BEGIN The input
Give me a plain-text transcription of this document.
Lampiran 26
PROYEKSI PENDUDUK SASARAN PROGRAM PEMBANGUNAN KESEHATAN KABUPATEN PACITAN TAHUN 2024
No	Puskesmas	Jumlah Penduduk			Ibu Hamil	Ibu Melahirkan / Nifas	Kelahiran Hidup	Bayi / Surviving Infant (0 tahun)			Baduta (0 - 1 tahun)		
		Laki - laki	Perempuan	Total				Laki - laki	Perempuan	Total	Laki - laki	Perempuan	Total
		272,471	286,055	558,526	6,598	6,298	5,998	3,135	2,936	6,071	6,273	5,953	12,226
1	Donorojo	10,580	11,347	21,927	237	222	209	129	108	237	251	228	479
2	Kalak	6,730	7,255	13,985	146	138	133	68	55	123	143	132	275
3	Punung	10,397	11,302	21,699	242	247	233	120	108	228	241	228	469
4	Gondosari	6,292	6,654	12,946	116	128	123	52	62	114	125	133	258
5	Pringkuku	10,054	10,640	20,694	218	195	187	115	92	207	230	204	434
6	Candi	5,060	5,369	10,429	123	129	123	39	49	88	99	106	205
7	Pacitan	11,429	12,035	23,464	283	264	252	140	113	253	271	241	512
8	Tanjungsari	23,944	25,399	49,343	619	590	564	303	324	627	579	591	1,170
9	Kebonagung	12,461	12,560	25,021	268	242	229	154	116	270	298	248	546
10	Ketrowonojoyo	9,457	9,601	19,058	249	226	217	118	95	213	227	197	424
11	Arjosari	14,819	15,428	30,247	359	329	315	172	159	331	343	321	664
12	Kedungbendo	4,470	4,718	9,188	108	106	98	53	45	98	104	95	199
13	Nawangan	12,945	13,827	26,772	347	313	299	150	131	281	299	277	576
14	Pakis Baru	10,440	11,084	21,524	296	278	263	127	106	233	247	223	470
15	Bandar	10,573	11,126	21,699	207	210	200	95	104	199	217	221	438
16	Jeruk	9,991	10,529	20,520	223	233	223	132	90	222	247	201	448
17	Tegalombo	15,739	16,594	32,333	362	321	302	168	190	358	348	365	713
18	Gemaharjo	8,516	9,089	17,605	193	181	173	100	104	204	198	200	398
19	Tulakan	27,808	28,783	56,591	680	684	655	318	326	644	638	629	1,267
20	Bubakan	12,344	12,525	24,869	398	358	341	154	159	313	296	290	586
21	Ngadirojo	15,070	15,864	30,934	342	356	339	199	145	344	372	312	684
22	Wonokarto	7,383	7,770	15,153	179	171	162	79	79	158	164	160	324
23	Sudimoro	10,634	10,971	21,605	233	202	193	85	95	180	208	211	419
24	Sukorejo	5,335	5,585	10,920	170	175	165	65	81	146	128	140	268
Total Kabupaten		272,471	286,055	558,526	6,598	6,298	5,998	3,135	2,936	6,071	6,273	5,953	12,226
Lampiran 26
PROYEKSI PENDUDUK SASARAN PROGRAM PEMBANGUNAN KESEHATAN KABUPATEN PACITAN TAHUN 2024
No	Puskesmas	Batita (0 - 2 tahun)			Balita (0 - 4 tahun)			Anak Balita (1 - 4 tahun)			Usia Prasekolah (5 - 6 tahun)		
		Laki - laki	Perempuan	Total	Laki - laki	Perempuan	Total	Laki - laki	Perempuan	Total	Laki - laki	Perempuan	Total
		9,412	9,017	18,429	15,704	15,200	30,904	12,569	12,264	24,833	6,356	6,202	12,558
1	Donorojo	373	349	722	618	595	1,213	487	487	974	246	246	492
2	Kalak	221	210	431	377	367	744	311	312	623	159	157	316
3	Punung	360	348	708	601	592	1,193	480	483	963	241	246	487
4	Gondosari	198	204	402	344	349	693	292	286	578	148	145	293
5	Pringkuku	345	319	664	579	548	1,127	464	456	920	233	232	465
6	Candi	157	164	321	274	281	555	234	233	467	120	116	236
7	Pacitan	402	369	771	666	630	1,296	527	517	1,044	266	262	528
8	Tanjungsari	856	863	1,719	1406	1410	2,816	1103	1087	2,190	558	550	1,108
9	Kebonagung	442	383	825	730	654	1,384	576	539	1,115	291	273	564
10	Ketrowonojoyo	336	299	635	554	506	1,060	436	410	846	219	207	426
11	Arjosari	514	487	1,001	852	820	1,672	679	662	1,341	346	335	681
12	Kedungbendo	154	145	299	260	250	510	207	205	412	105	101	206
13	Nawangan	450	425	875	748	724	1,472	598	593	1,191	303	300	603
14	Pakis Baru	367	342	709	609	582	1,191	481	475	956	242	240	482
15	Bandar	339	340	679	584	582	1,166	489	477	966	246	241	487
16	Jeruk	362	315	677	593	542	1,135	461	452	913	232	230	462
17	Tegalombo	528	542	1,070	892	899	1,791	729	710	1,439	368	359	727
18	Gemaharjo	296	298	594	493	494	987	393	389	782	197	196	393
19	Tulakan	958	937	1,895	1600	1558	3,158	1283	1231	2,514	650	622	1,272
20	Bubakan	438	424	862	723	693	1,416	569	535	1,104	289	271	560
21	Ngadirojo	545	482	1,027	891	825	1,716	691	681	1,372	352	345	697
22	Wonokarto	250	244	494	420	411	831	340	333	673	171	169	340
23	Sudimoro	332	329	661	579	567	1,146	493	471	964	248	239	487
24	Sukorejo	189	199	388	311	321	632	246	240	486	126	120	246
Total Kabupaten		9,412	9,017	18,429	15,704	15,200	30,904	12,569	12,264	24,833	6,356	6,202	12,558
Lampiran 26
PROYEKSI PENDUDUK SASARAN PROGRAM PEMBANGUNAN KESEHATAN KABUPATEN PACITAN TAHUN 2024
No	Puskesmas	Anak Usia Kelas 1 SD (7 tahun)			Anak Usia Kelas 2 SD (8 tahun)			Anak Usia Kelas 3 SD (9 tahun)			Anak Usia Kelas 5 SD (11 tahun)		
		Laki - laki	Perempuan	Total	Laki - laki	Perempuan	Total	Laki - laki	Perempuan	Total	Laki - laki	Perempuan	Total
END The input
*Given request:* Look through the listing and extract every line with "Ketrowonojoyo" in it.

*Result of the task:*
10	Ketrowonojoyo	9,457	9,601	19,058	249	226	217	118	95	213	227	197	424
10	Ketrowonojoyo	336	299	635	554	506	1,060	436	410	846	219	207	426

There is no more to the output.